Challenge:
Copy exactly the lines from the one containing "Read out every word on this page." through the last line of the records, both included, and nothing more.

Record extracts:

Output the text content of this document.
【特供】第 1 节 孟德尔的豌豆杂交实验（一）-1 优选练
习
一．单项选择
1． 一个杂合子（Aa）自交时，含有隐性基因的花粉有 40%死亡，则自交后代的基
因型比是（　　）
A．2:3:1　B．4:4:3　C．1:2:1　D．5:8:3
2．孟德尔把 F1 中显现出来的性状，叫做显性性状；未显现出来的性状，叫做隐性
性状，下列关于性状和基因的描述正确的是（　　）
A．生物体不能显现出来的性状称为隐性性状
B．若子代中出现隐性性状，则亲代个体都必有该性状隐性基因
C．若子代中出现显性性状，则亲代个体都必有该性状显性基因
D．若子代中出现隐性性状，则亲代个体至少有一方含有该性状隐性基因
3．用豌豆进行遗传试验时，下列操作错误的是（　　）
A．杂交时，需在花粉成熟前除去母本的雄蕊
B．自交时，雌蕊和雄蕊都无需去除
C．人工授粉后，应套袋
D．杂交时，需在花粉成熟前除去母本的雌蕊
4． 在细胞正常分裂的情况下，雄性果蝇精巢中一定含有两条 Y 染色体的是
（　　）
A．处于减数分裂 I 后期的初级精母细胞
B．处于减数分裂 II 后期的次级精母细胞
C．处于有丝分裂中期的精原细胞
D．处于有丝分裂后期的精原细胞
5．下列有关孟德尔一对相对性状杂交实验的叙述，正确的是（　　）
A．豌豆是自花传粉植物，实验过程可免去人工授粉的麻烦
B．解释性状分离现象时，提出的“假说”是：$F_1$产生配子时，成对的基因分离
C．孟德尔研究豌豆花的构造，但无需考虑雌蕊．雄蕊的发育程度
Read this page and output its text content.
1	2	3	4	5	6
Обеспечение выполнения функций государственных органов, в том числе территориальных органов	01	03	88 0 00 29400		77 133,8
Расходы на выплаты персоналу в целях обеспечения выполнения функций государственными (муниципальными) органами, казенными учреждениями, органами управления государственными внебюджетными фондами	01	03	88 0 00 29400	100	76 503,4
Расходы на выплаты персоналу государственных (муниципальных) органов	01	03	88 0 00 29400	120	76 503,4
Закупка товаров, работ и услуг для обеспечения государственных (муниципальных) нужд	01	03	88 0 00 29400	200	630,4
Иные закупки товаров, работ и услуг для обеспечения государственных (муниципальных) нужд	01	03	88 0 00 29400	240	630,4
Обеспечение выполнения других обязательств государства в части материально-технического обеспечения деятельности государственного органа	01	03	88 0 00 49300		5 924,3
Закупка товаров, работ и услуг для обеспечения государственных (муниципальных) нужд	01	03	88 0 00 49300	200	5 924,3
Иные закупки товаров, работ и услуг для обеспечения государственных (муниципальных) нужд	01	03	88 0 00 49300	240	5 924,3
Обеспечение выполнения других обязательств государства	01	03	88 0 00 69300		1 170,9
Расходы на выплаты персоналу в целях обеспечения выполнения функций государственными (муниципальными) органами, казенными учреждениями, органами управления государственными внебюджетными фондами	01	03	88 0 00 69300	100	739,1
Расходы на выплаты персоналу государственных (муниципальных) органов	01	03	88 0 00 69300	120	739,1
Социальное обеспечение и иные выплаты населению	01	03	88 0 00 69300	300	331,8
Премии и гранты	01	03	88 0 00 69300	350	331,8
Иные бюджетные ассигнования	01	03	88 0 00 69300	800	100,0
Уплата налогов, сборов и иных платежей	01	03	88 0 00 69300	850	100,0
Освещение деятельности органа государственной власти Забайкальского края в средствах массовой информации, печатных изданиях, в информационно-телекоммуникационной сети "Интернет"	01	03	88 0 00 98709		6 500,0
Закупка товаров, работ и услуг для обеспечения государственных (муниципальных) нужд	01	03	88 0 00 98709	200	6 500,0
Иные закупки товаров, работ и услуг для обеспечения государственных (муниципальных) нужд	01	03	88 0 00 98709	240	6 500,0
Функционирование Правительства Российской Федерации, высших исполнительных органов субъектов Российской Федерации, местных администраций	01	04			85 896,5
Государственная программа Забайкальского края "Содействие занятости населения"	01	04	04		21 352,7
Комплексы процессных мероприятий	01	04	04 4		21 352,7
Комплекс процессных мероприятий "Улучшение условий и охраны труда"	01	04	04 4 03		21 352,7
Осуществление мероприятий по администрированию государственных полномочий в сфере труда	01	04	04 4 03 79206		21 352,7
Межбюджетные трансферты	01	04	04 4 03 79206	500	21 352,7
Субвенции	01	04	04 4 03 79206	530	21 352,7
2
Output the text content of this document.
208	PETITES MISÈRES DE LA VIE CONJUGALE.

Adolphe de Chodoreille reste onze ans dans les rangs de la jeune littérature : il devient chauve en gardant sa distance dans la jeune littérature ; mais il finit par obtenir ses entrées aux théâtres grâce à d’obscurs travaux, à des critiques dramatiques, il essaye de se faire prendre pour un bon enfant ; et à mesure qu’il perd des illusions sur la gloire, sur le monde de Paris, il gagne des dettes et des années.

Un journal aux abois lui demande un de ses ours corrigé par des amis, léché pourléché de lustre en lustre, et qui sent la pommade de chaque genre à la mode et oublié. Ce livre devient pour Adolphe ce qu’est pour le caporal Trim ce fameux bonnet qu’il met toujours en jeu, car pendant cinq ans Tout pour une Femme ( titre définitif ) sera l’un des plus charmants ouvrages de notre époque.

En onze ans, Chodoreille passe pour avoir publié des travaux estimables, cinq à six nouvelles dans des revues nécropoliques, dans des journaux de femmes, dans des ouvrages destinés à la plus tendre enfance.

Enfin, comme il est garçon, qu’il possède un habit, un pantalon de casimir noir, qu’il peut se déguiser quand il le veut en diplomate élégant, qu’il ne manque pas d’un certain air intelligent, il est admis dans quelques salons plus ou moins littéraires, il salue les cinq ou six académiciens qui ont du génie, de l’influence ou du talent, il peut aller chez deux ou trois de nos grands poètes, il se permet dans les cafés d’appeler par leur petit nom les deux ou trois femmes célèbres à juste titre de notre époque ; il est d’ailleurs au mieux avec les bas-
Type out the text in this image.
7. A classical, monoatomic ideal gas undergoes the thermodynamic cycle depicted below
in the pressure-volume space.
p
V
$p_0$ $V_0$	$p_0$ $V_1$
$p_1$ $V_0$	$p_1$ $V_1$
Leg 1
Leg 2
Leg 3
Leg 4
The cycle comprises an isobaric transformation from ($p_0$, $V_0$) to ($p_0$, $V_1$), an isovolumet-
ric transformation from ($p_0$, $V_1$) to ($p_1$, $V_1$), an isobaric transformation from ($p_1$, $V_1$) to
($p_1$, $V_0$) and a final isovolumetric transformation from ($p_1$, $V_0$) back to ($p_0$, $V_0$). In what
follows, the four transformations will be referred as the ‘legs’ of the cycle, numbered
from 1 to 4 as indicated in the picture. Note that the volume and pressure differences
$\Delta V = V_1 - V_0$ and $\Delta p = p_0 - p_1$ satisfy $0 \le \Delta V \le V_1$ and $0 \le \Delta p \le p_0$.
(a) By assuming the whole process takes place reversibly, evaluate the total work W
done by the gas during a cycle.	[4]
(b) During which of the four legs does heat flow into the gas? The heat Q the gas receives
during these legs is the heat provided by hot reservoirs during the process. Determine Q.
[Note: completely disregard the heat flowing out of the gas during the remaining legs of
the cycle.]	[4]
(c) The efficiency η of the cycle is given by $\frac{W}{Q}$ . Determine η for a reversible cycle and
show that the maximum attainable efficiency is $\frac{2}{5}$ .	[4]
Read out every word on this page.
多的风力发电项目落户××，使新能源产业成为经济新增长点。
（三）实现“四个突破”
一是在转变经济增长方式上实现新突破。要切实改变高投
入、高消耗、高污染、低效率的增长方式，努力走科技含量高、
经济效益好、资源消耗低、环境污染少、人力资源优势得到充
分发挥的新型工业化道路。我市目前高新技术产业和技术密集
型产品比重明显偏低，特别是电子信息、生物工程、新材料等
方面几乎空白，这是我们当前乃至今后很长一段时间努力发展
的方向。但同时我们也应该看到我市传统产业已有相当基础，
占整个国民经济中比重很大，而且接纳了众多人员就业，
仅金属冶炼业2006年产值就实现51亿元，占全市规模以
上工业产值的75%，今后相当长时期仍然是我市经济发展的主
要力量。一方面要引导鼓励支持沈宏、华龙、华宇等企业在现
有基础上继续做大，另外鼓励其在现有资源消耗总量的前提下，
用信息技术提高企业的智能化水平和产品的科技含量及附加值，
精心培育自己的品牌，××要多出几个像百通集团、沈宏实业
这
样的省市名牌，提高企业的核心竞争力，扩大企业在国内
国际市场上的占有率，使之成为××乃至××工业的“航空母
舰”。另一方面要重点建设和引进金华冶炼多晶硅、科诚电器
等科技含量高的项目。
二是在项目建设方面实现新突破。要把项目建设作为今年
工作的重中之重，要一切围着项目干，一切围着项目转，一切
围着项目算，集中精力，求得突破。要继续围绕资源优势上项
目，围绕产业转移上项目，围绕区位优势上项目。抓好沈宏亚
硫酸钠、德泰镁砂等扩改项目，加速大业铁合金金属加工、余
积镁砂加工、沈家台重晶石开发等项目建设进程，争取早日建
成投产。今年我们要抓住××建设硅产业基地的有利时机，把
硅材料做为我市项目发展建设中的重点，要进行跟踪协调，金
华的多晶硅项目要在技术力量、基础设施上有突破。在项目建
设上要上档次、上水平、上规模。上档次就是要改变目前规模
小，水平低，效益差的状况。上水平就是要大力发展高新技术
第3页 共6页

Answer for the task:
Read out every word on this page.
多的风力发电项目落户××，使新能源产业成为经济新增长点。
（三）实现“四个突破”
一是在转变经济增长方式上实现新突破。要切实改变高投
入、高消耗、高污染、低效率的增长方式，努力走科技含量高、
经济效益好、资源消耗低、环境污染少、人力资源优势得到充
分发挥的新型工业化道路。我市目前高新技术产业和技术密集
型产品比重明显偏低，特别是电子信息、生物工程、新材料等
方面几乎空白，这是我们当前乃至今后很长一段时间努力发展
的方向。但同时我们也应该看到我市传统产业已有相当基础，
占整个国民经济中比重很大，而且接纳了众多人员就业，
仅金属冶炼业2006年产值就实现51亿元，占全市规模以
上工业产值的75%，今后相当长时期仍然是我市经济发展的主
要力量。一方面要引导鼓励支持沈宏、华龙、华宇等企业在现
有基础上继续做大，另外鼓励其在现有资源消耗总量的前提下，
用信息技术提高企业的智能化水平和产品的科技含量及附加值，
精心培育自己的品牌，××要多出几个像百通集团、沈宏实业
这
样的省市名牌，提高企业的核心竞争力，扩大企业在国内
国际市场上的占有率，使之成为××乃至××工业的“航空母
舰”。另一方面要重点建设和引进金华冶炼多晶硅、科诚电器
等科技含量高的项目。
二是在项目建设方面实现新突破。要把项目建设作为今年
工作的重中之重，要一切围着项目干，一切围着项目转，一切
围着项目算，集中精力，求得突破。要继续围绕资源优势上项
目，围绕产业转移上项目，围绕区位优势上项目。抓好沈宏亚
硫酸钠、德泰镁砂等扩改项目，加速大业铁合金金属加工、余
积镁砂加工、沈家台重晶石开发等项目建设进程，争取早日建
成投产。今年我们要抓住××建设硅产业基地的有利时机，把
硅材料做为我市项目发展建设中的重点，要进行跟踪协调，金
华的多晶硅项目要在技术力量、基础设施上有突破。在项目建
设上要上档次、上水平、上规模。上档次就是要改变目前规模
小，水平低，效益差的状况。上水平就是要大力发展高新技术
第3页 共6页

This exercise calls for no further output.